• [What to produce]:
Show all lines that include the string "title"; copy each one.

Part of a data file
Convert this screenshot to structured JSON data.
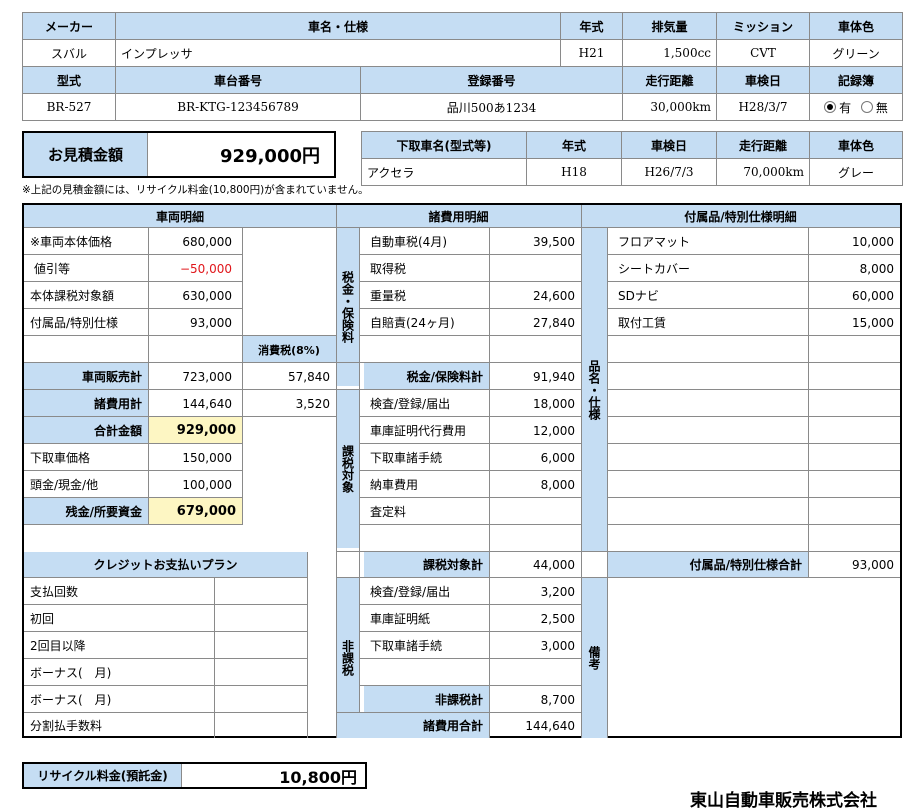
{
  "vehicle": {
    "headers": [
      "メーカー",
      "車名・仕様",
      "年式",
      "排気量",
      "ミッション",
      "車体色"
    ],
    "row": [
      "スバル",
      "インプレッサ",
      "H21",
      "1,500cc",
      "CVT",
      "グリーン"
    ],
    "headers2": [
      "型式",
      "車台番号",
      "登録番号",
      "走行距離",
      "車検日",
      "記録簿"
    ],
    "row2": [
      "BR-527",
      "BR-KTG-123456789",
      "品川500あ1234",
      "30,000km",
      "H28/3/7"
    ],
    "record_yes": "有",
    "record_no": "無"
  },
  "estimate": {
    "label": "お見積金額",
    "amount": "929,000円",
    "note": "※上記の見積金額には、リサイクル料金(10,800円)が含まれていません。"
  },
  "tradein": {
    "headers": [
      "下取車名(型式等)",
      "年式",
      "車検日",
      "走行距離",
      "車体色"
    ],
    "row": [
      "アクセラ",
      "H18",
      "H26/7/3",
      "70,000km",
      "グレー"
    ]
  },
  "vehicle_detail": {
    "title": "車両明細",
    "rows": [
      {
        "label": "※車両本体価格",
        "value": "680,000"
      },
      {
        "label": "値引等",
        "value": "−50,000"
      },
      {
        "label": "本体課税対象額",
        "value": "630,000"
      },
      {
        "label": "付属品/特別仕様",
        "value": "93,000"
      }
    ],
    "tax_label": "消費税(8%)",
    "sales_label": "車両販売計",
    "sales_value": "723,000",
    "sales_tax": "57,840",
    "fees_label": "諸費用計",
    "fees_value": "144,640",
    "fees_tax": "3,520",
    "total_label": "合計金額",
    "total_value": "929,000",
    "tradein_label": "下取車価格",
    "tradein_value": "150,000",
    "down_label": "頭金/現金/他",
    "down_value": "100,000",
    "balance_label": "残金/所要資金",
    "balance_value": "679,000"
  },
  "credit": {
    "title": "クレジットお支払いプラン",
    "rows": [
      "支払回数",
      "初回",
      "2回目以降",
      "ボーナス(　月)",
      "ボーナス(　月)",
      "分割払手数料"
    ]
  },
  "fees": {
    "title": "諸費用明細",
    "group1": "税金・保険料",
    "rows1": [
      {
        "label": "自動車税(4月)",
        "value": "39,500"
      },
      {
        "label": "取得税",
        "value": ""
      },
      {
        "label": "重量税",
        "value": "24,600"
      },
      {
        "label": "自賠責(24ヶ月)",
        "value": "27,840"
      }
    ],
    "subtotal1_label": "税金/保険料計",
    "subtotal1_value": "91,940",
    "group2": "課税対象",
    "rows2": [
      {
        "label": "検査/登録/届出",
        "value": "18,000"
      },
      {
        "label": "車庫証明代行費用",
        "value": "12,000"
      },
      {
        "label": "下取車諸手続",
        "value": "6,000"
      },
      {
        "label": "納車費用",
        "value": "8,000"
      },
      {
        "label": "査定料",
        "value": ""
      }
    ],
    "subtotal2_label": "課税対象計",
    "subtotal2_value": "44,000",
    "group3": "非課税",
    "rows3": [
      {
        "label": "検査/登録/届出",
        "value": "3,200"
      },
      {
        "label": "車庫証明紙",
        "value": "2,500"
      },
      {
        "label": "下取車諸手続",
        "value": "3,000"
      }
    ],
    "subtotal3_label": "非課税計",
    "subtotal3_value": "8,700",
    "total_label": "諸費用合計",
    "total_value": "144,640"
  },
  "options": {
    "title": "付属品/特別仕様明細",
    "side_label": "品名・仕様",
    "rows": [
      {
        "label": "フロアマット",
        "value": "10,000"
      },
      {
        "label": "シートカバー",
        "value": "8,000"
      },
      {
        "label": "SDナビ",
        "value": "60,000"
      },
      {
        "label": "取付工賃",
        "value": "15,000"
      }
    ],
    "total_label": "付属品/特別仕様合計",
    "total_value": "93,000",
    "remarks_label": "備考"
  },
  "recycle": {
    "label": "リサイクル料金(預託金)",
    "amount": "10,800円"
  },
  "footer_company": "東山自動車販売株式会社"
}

• [Written solution]:
    "title": "車両明細",
    "title": "クレジットお支払いプラン",
    "title": "諸費用明細",
    "title": "付属品/特別仕様明細",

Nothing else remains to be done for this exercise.